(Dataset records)
start
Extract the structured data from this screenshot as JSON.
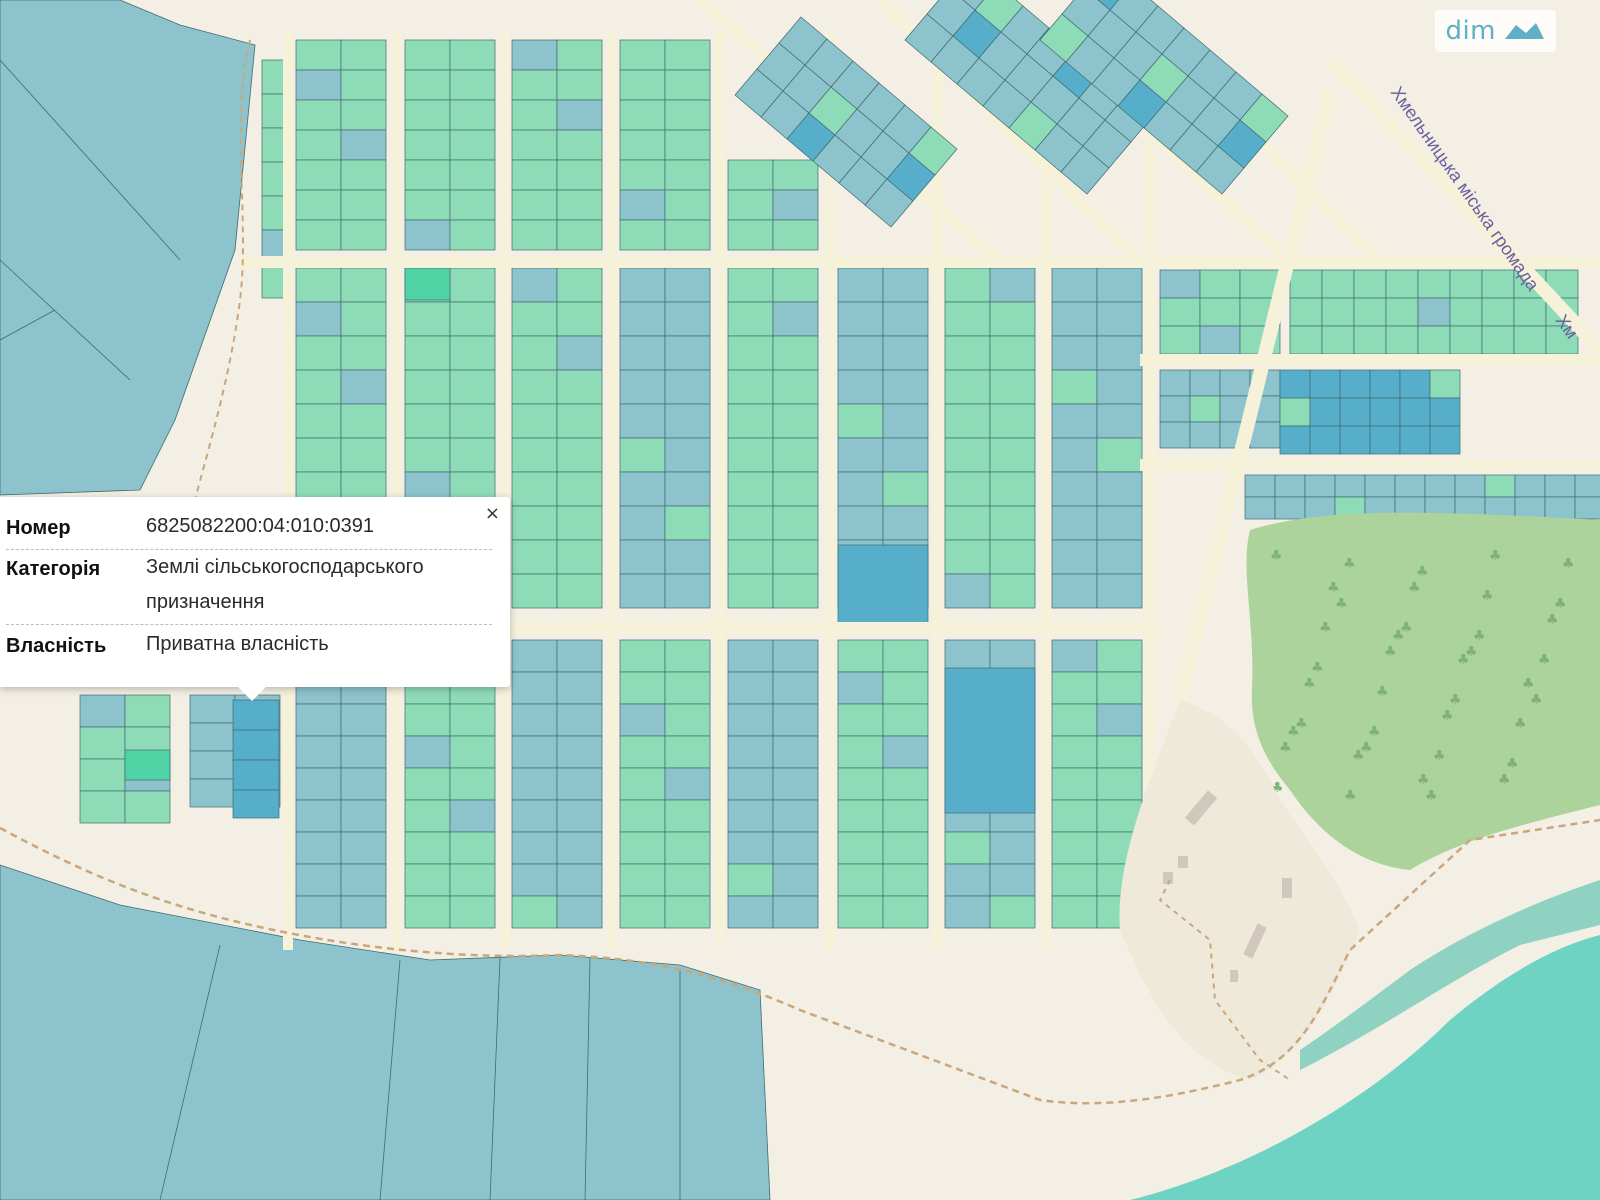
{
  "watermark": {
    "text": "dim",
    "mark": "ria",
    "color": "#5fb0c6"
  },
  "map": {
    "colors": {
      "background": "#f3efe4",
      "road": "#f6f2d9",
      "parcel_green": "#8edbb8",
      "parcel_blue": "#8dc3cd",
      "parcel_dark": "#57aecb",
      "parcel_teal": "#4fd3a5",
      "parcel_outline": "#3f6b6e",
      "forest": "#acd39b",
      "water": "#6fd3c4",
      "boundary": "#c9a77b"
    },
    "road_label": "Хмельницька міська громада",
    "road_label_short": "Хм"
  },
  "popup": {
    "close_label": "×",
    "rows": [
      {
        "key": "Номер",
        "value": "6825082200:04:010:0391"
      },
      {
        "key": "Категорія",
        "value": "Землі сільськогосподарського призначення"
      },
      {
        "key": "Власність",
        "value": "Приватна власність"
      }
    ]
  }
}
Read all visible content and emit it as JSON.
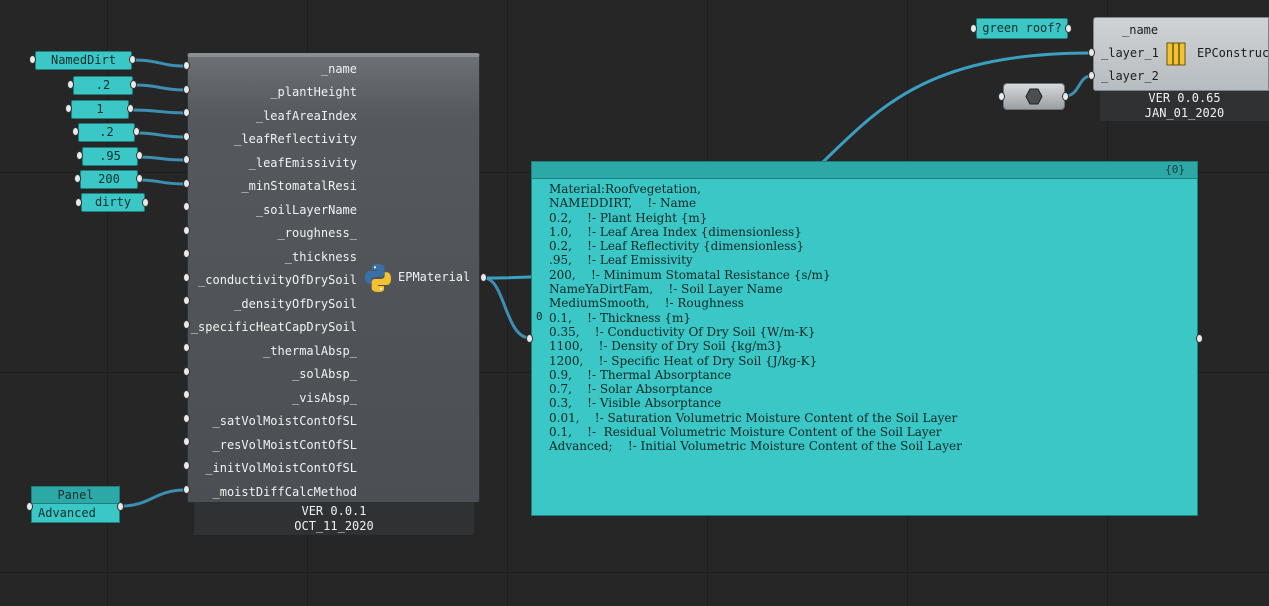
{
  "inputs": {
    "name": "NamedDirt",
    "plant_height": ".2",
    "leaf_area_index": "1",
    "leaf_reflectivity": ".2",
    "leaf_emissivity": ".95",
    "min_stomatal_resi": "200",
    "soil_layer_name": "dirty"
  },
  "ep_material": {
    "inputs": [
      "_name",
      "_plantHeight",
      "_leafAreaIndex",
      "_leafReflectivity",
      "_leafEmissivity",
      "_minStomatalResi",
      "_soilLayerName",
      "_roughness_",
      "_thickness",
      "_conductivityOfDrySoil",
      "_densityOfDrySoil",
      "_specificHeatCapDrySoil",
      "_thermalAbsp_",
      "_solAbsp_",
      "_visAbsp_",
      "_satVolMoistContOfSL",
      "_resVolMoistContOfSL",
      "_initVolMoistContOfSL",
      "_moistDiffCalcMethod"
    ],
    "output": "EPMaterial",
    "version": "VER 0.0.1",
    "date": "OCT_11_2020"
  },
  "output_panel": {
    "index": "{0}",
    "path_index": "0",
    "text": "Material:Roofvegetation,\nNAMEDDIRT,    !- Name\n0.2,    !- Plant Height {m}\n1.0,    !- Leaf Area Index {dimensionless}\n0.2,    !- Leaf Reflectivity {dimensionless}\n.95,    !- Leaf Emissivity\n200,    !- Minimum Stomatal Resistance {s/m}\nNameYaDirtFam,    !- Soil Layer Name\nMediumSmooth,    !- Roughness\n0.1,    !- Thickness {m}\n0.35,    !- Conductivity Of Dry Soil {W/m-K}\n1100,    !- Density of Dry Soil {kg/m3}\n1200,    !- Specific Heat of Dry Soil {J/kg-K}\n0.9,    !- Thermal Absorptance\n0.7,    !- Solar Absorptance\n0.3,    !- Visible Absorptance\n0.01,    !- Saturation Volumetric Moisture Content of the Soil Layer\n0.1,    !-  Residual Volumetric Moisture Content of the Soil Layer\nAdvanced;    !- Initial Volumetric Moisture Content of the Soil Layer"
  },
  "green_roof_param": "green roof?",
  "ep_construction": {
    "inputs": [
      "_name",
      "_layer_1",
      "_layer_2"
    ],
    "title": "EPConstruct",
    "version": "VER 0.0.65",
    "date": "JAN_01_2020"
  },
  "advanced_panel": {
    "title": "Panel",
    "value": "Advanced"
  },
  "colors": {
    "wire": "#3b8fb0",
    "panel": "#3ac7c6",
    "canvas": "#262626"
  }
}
end
#### DIRECTIVE:
Pictures don't belong in the copy. Transcribe every record exactly as it appears.

#### TASK RESPONSE:
Extract the structured data from this screenshot as JSON.
{
  "watermark": {
    "text": "dim",
    "mark": "ria",
    "color": "#5fb0c6"
  },
  "map": {
    "colors": {
      "background": "#f3efe4",
      "road": "#f6f2d9",
      "parcel_green": "#8edbb8",
      "parcel_blue": "#8dc3cd",
      "parcel_dark": "#57aecb",
      "parcel_teal": "#4fd3a5",
      "parcel_outline": "#3f6b6e",
      "forest": "#acd39b",
      "water": "#6fd3c4",
      "boundary": "#c9a77b"
    },
    "road_label": "Хмельницька міська громада",
    "road_label_short": "Хм"
  },
  "popup": {
    "close_label": "×",
    "rows": [
      {
        "key": "Номер",
        "value": "6825082200:04:010:0391"
      },
      {
        "key": "Категорія",
        "value": "Землі сільськогосподарського призначення"
      },
      {
        "key": "Власність",
        "value": "Приватна власність"
      }
    ]
  }
}
Read all visible content and emit it as JSON.
{
  "inputs": {
    "name": "NamedDirt",
    "plant_height": ".2",
    "leaf_area_index": "1",
    "leaf_reflectivity": ".2",
    "leaf_emissivity": ".95",
    "min_stomatal_resi": "200",
    "soil_layer_name": "dirty"
  },
  "ep_material": {
    "inputs": [
      "_name",
      "_plantHeight",
      "_leafAreaIndex",
      "_leafReflectivity",
      "_leafEmissivity",
      "_minStomatalResi",
      "_soilLayerName",
      "_roughness_",
      "_thickness",
      "_conductivityOfDrySoil",
      "_densityOfDrySoil",
      "_specificHeatCapDrySoil",
      "_thermalAbsp_",
      "_solAbsp_",
      "_visAbsp_",
      "_satVolMoistContOfSL",
      "_resVolMoistContOfSL",
      "_initVolMoistContOfSL",
      "_moistDiffCalcMethod"
    ],
    "output": "EPMaterial",
    "version": "VER 0.0.1",
    "date": "OCT_11_2020"
  },
  "output_panel": {
    "index": "{0}",
    "path_index": "0",
    "text": "Material:Roofvegetation,\nNAMEDDIRT,    !- Name\n0.2,    !- Plant Height {m}\n1.0,    !- Leaf Area Index {dimensionless}\n0.2,    !- Leaf Reflectivity {dimensionless}\n.95,    !- Leaf Emissivity\n200,    !- Minimum Stomatal Resistance {s/m}\nNameYaDirtFam,    !- Soil Layer Name\nMediumSmooth,    !- Roughness\n0.1,    !- Thickness {m}\n0.35,    !- Conductivity Of Dry Soil {W/m-K}\n1100,    !- Density of Dry Soil {kg/m3}\n1200,    !- Specific Heat of Dry Soil {J/kg-K}\n0.9,    !- Thermal Absorptance\n0.7,    !- Solar Absorptance\n0.3,    !- Visible Absorptance\n0.01,    !- Saturation Volumetric Moisture Content of the Soil Layer\n0.1,    !-  Residual Volumetric Moisture Content of the Soil Layer\nAdvanced;    !- Initial Volumetric Moisture Content of the Soil Layer"
  },
  "green_roof_param": "green roof?",
  "ep_construction": {
    "inputs": [
      "_name",
      "_layer_1",
      "_layer_2"
    ],
    "title": "EPConstruct",
    "version": "VER 0.0.65",
    "date": "JAN_01_2020"
  },
  "advanced_panel": {
    "title": "Panel",
    "value": "Advanced"
  },
  "colors": {
    "wire": "#3b8fb0",
    "panel": "#3ac7c6",
    "canvas": "#262626"
  }
}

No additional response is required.